> _What the task requires_:
Sift the material for lines containing "mati", and return them.

=== The data ===

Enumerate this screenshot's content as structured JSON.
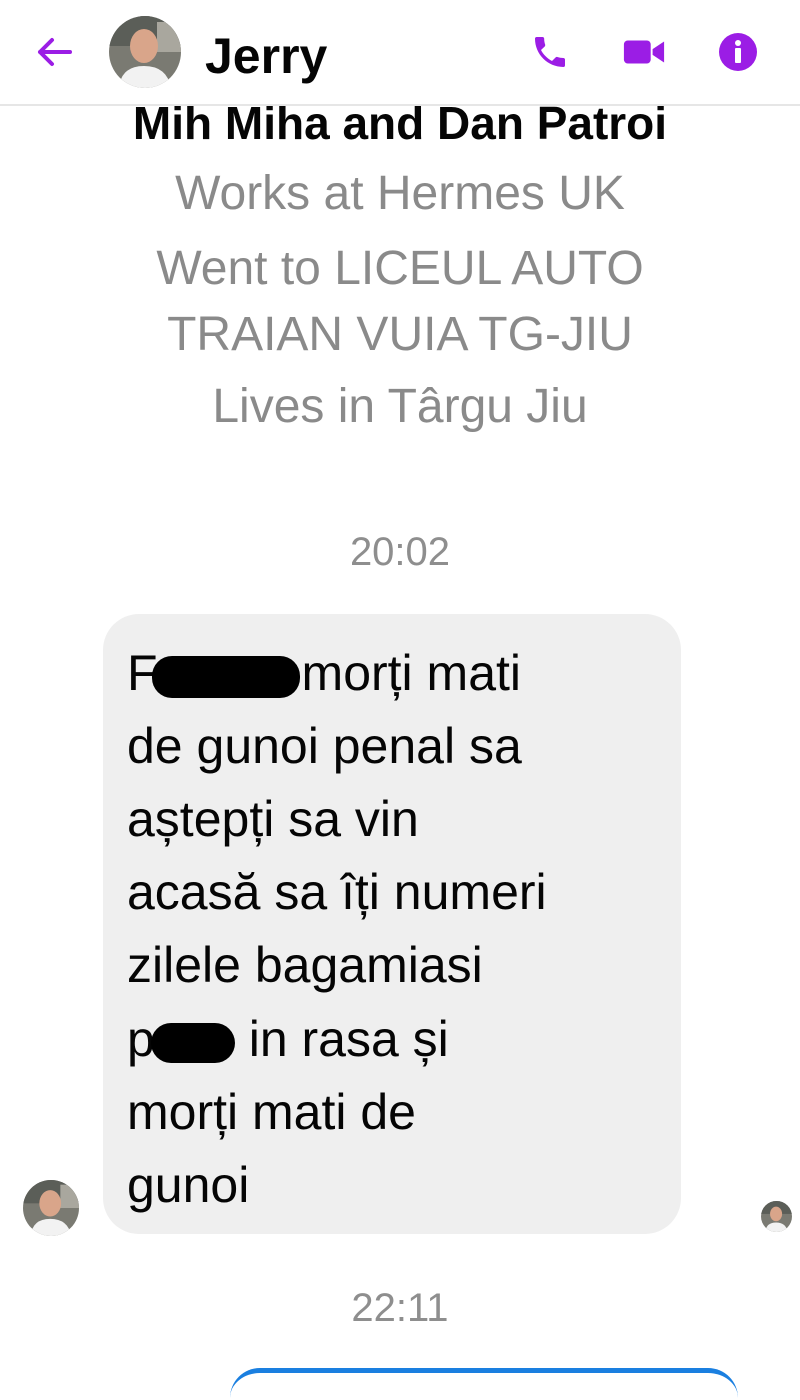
{
  "header": {
    "contact_name": "Jerry",
    "icons": {
      "back": "back-arrow-icon",
      "call": "phone-icon",
      "video": "video-camera-icon",
      "info": "info-icon"
    },
    "accent_color": "#9b1de5"
  },
  "profile": {
    "mutual_friends": "Mih Miha and Dan Patroi",
    "work": "Works at Hermes UK",
    "education_line1": "Went to LICEUL AUTO",
    "education_line2": "TRAIAN VUIA TG-JIU",
    "lives": "Lives in Târgu Jiu"
  },
  "conversation": {
    "timestamp_1": "20:02",
    "message": {
      "line1_start": "F",
      "line1_end": "morți mati",
      "line2": "de gunoi penal sa",
      "line3": "aștepți sa vin",
      "line4": "acasă sa îți numeri",
      "line5": "zilele bagamiasi",
      "line6_start": "p",
      "line6_end": " in rasa și",
      "line7": "morți mati de",
      "line8": "gunoi"
    },
    "timestamp_2": "22:11"
  }
}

===

> _Exercise response_:
      "line1_end": "morți mati",
      "line7": "morți mati de",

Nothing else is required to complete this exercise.